-- GIVEN EXERCISE --
Extract the listing below in full, unchanged.

(Collection entries)
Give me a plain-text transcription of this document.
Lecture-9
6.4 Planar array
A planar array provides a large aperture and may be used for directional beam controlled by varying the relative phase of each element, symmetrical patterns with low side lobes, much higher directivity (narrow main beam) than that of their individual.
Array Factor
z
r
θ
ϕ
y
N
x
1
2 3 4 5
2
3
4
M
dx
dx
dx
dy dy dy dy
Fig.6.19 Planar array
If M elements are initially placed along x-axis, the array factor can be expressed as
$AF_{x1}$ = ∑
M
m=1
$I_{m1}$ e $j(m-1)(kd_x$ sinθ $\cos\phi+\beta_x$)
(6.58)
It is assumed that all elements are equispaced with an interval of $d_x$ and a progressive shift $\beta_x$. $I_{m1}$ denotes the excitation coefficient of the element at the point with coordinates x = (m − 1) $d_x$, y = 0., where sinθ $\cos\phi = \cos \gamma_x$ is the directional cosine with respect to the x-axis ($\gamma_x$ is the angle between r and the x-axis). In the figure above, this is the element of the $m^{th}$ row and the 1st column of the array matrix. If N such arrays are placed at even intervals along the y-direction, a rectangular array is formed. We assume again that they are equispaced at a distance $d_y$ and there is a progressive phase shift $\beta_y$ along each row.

-- WRITTEN ANSWER --
Give me a plain-text transcription of this document.
Lecture-9
6.4 Planar array
A planar array provides a large aperture and may be used for directional beam controlled by varying the relative phase of each element, symmetrical patterns with low side lobes, much higher directivity (narrow main beam) than that of their individual.
Array Factor
z
r
θ
ϕ
y
N
x
1
2 3 4 5
2
3
4
M
dx
dx
dx
dy dy dy dy
Fig.6.19 Planar array
If M elements are initially placed along x-axis, the array factor can be expressed as
$AF_{x1}$ = ∑
M
m=1
$I_{m1}$ e $j(m-1)(kd_x$ sinθ $\cos\phi+\beta_x$)
(6.58)
It is assumed that all elements are equispaced with an interval of $d_x$ and a progressive shift $\beta_x$. $I_{m1}$ denotes the excitation coefficient of the element at the point with coordinates x = (m − 1) $d_x$, y = 0., where sinθ $\cos\phi = \cos \gamma_x$ is the directional cosine with respect to the x-axis ($\gamma_x$ is the angle between r and the x-axis). In the figure above, this is the element of the $m^{th}$ row and the 1st column of the array matrix. If N such arrays are placed at even intervals along the y-direction, a rectangular array is formed. We assume again that they are equispaced at a distance $d_y$ and there is a progressive phase shift $\beta_y$ along each row.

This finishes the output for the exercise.